Begin Listing

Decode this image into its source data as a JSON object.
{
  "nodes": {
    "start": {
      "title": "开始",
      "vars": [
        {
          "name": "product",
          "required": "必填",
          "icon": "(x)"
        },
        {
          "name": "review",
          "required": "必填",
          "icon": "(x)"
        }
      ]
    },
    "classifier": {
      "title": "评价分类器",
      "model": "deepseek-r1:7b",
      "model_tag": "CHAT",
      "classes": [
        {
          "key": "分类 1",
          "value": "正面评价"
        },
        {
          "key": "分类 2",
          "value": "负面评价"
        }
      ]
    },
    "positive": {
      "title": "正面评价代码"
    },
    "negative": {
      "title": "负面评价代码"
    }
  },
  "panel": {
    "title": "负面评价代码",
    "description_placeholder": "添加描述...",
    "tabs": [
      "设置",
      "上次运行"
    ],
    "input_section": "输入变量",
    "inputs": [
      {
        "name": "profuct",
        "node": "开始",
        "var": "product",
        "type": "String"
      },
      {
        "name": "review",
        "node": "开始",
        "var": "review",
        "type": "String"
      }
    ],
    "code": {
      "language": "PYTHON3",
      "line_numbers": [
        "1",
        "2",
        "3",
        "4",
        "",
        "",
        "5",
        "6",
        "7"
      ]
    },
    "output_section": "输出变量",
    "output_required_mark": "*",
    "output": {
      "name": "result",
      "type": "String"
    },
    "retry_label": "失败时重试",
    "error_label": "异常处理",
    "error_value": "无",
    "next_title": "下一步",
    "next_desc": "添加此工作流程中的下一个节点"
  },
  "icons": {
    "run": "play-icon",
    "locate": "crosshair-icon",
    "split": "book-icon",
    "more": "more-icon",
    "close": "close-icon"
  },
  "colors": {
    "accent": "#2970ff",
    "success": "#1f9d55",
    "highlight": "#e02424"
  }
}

End Listing

## [Given instruction]
Reproduce the records above exactly as they appear.

## [Exercise response]
Decode this image into its source data as a JSON object.
{
  "nodes": {
    "start": {
      "title": "开始",
      "vars": [
        {
          "name": "product",
          "required": "必填",
          "icon": "(x)"
        },
        {
          "name": "review",
          "required": "必填",
          "icon": "(x)"
        }
      ]
    },
    "classifier": {
      "title": "评价分类器",
      "model": "deepseek-r1:7b",
      "model_tag": "CHAT",
      "classes": [
        {
          "key": "分类 1",
          "value": "正面评价"
        },
        {
          "key": "分类 2",
          "value": "负面评价"
        }
      ]
    },
    "positive": {
      "title": "正面评价代码"
    },
    "negative": {
      "title": "负面评价代码"
    }
  },
  "panel": {
    "title": "负面评价代码",
    "description_placeholder": "添加描述...",
    "tabs": [
      "设置",
      "上次运行"
    ],
    "input_section": "输入变量",
    "inputs": [
      {
        "name": "profuct",
        "node": "开始",
        "var": "product",
        "type": "String"
      },
      {
        "name": "review",
        "node": "开始",
        "var": "review",
        "type": "String"
      }
    ],
    "code": {
      "language": "PYTHON3",
      "line_numbers": [
        "1",
        "2",
        "3",
        "4",
        "",
        "",
        "5",
        "6",
        "7"
      ]
    },
    "output_section": "输出变量",
    "output_required_mark": "*",
    "output": {
      "name": "result",
      "type": "String"
    },
    "retry_label": "失败时重试",
    "error_label": "异常处理",
    "error_value": "无",
    "next_title": "下一步",
    "next_desc": "添加此工作流程中的下一个节点"
  },
  "icons": {
    "run": "play-icon",
    "locate": "crosshair-icon",
    "split": "book-icon",
    "more": "more-icon",
    "close": "close-icon"
  },
  "colors": {
    "accent": "#2970ff",
    "success": "#1f9d55",
    "highlight": "#e02424"
  }
}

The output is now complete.